■ **WHAT YOU SHOULD DO**
Give the data below again exactly as written, without its pictures.

■ **MATERIAL SHOWN**
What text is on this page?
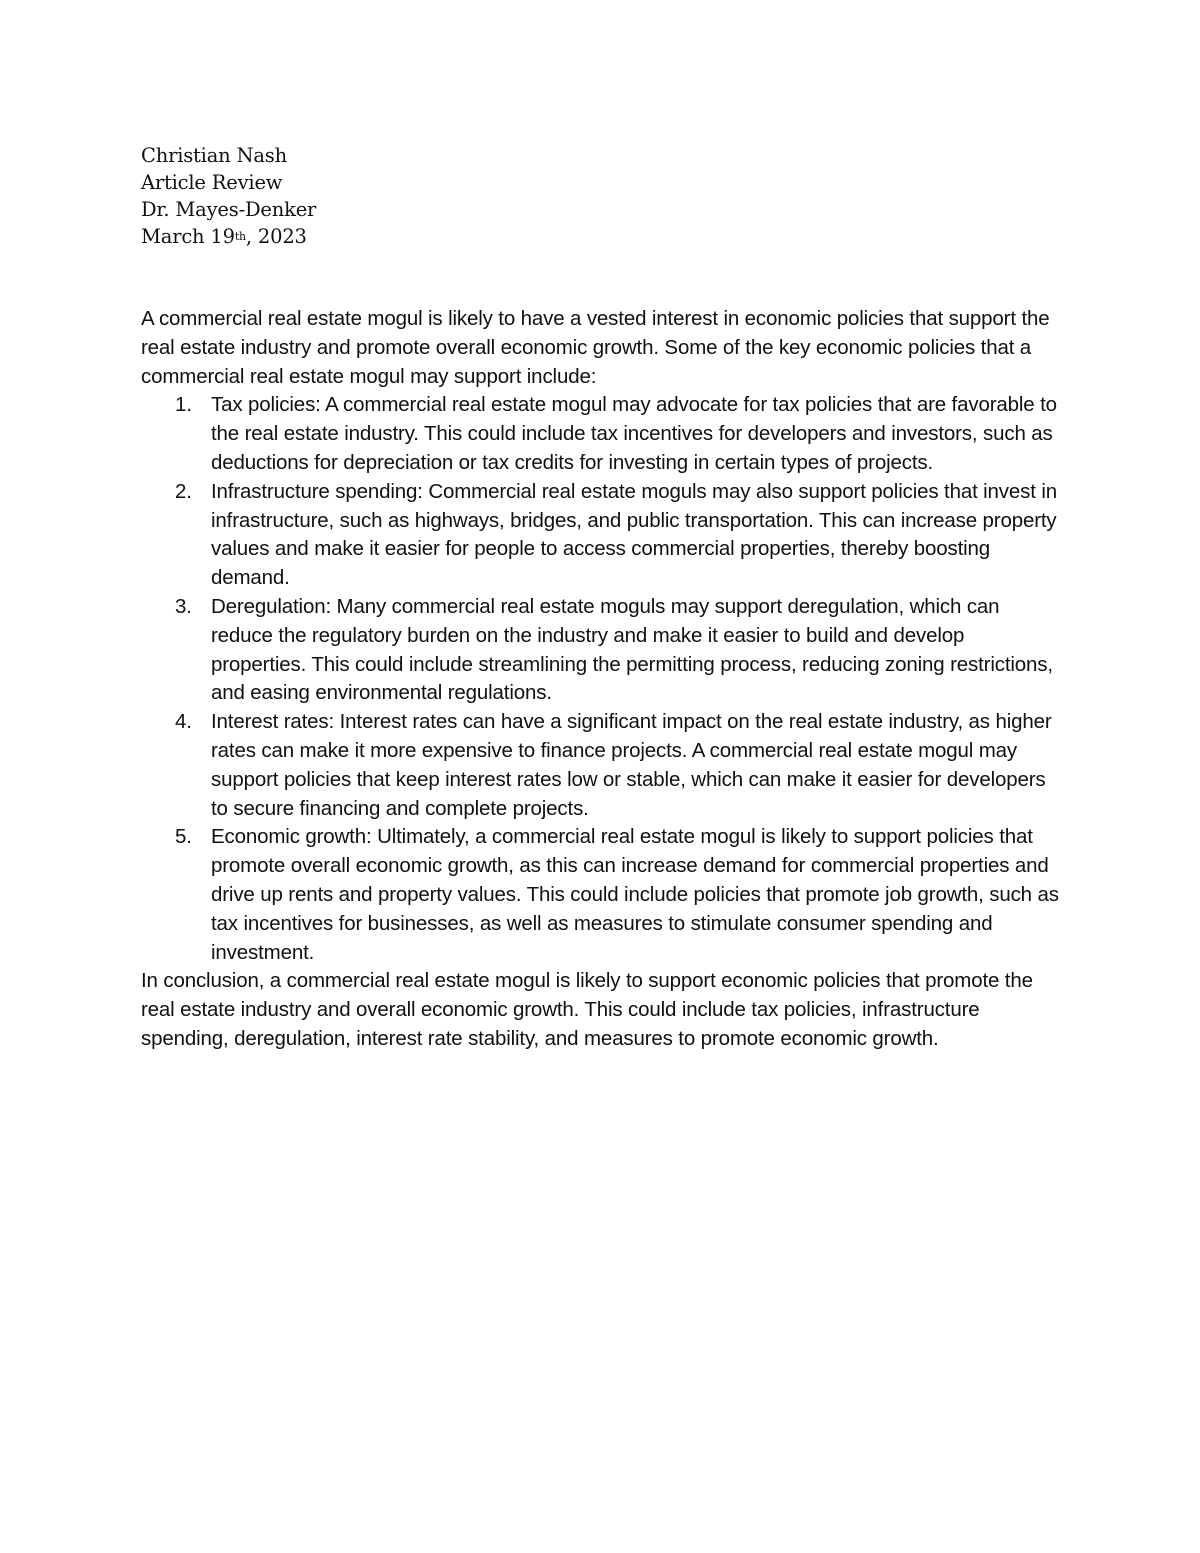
Christian Nash
Article Review
Dr. Mayes-Denker
March 19th, 2023

A commercial real estate mogul is likely to have a vested interest in economic policies that support the real estate industry and promote overall economic growth. Some of the key economic policies that a commercial real estate mogul may support include:

1. Tax policies: A commercial real estate mogul may advocate for tax policies that are favorable to the real estate industry. This could include tax incentives for developers and investors, such as deductions for depreciation or tax credits for investing in certain types of projects.
2. Infrastructure spending: Commercial real estate moguls may also support policies that invest in infrastructure, such as highways, bridges, and public transportation. This can increase property values and make it easier for people to access commercial properties, thereby boosting demand.
3. Deregulation: Many commercial real estate moguls may support deregulation, which can reduce the regulatory burden on the industry and make it easier to build and develop properties. This could include streamlining the permitting process, reducing zoning restrictions, and easing environmental regulations.
4. Interest rates: Interest rates can have a significant impact on the real estate industry, as higher rates can make it more expensive to finance projects. A commercial real estate mogul may support policies that keep interest rates low or stable, which can make it easier for developers to secure financing and complete projects.
5. Economic growth: Ultimately, a commercial real estate mogul is likely to support policies that promote overall economic growth, as this can increase demand for commercial properties and drive up rents and property values. This could include policies that promote job growth, such as tax incentives for businesses, as well as measures to stimulate consumer spending and investment.

In conclusion, a commercial real estate mogul is likely to support economic policies that promote the real estate industry and overall economic growth. This could include tax policies, infrastructure spending, deregulation, interest rate stability, and measures to promote economic growth.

■ **FULL OUTPUT**
What text is on this page?
Christian Nash
Article Review
Dr. Mayes-Denker
March 19th, 2023

A commercial real estate mogul is likely to have a vested interest in economic policies that support the real estate industry and promote overall economic growth. Some of the key economic policies that a commercial real estate mogul may support include:

1. Tax policies: A commercial real estate mogul may advocate for tax policies that are favorable to the real estate industry. This could include tax incentives for developers and investors, such as deductions for depreciation or tax credits for investing in certain types of projects.
2. Infrastructure spending: Commercial real estate moguls may also support policies that invest in infrastructure, such as highways, bridges, and public transportation. This can increase property values and make it easier for people to access commercial properties, thereby boosting demand.
3. Deregulation: Many commercial real estate moguls may support deregulation, which can reduce the regulatory burden on the industry and make it easier to build and develop properties. This could include streamlining the permitting process, reducing zoning restrictions, and easing environmental regulations.
4. Interest rates: Interest rates can have a significant impact on the real estate industry, as higher rates can make it more expensive to finance projects. A commercial real estate mogul may support policies that keep interest rates low or stable, which can make it easier for developers to secure financing and complete projects.
5. Economic growth: Ultimately, a commercial real estate mogul is likely to support policies that promote overall economic growth, as this can increase demand for commercial properties and drive up rents and property values. This could include policies that promote job growth, such as tax incentives for businesses, as well as measures to stimulate consumer spending and investment.

In conclusion, a commercial real estate mogul is likely to support economic policies that promote the real estate industry and overall economic growth. This could include tax policies, infrastructure spending, deregulation, interest rate stability, and measures to promote economic growth.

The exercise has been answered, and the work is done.